### Extracted text
☆ ☆ ☆
Trainer Willie Mullins. Photo: Sportsfile

John Brennan

It shows you just how powerful Willie Mullins’s stable is, that a couple of bookmakers are offering prices about him having more winners at the 2022 Cheltenham Festival than Britain in three weeks’ time.

He did it last year, six successes to Britain’s five, but probably won’t do it this time around, with handicap victories going to be hard to find as the British handicapper clamps down on Irish horses coming over to run at jumps racing’s showpiece with the proverbial ‘stone in hand’.

Still Mullins, who welcomed the media to his Closutton stables this morning for a pre-Festival visit, will doubtless have one or two up his sleeve for the handicaps when the action starts on Tuesday, March 15.

He’ll also have potential stars for the championship races such as Dysart Dynamo, Sir Gerhard, Appreciate It, Energumene, Gallopin des Champs, Allaho, Al Boum Photo, Vauban and many others to go with them in a cracking team.

Those first two mentioned look like going head-to-head in the very first race against Nicky Henderson’s top British pair of Constitution Hill and Jonbon. It could be the race of the meeting if all four hold their ground and are not diverted elsewhere.

So far, neither Mullins nor Henderson has given any hint that they are going to run any of the horses in a different race over the four days.
☆ ☆ ☆
### Data supplied
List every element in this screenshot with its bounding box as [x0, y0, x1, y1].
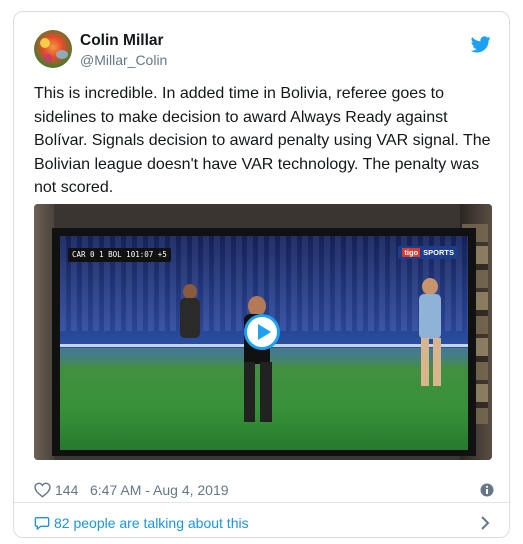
tweet-text: This is incredible. In added time in Bol… [34, 85, 491, 196]
like-count: 144 [55, 482, 79, 498]
room-wall [34, 204, 54, 460]
heart-icon[interactable] [34, 482, 51, 498]
conversation-label: 82 people are talking about this [54, 515, 249, 531]
info-icon[interactable] [480, 483, 494, 497]
network-label: SPORTS [423, 248, 454, 257]
network-tag: tigo [402, 248, 421, 257]
play-icon [258, 324, 271, 340]
divider [14, 502, 511, 503]
conversation-link[interactable]: 82 people are talking about this [34, 514, 490, 534]
network-badge: tigo SPORTS [398, 246, 458, 259]
play-button[interactable] [244, 314, 280, 350]
scoreboard: CAR 0 1 BOL 101:07 +5 [68, 248, 171, 262]
comment-icon [34, 517, 50, 531]
tweet-timestamp[interactable]: 6:47 AM - Aug 4, 2019 [90, 482, 229, 498]
player-figure [415, 276, 443, 386]
player-figure [178, 284, 202, 364]
author-handle[interactable]: @Millar_Colin [80, 52, 167, 68]
twitter-bird-icon[interactable] [471, 36, 491, 53]
author-name[interactable]: Colin Millar [80, 32, 164, 50]
avatar[interactable] [34, 30, 72, 68]
video-player[interactable]: CAR 0 1 BOL 101:07 +5 tigo SPORTS [34, 204, 492, 460]
tweet-card[interactable]: Colin Millar @Millar_Colin This is incre… [13, 11, 511, 538]
tweet-footer: 144 6:47 AM - Aug 4, 2019 [34, 481, 494, 501]
chevron-right-icon [481, 516, 490, 530]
☆ ☆ ☆
### Task list
(a) Please list every horse the Willie Mullins Cheltenham article names as one of his potential stars for the championship races.
(b) According to the Willie Mullins Cheltenham article, how many Festival winners did Mullins have last year, and how many did Britain have?
(c) Carry the Willie Mullins Cheltenham article forward from its final sentence.

### Replies
(a) Dysart Dynamo, Sir Gerhard, Appreciate It, Energumene, Gallopin des Champs, Allaho, Al Boum Photo, Vauban

(b) Mullins had six winners and Britain had five.

(c)
How good a race might the opener be then? Well, top trainer Gavin Cromwell who has won a Champion Hurdle with Espoir d’Allen and had Darver Star finish third in it, is thinking of running his novice, My Mate Mozzie, in the Champion Hurdle instead of taking on ‘the Big Four’ in the Supreme Novices Hurdle.

Cromwell reckons he might have a better chance of picking up place money with My Mate Mozzie in the Champion Hurdle than in this incredibly hot novice event.

All four top horses taking each other on will set the tone for a great week at jump racing’s ‘Olympics’, as Willie, Henry de Bromhead, Gordon Elliott and the rest of Ireland’s trainers send over their finest beasts to do battle in front of packed stands that were so empty last year.

Yes, the ‘Cheltenham Roar’ will be heard again, and it is now less than three weeks away.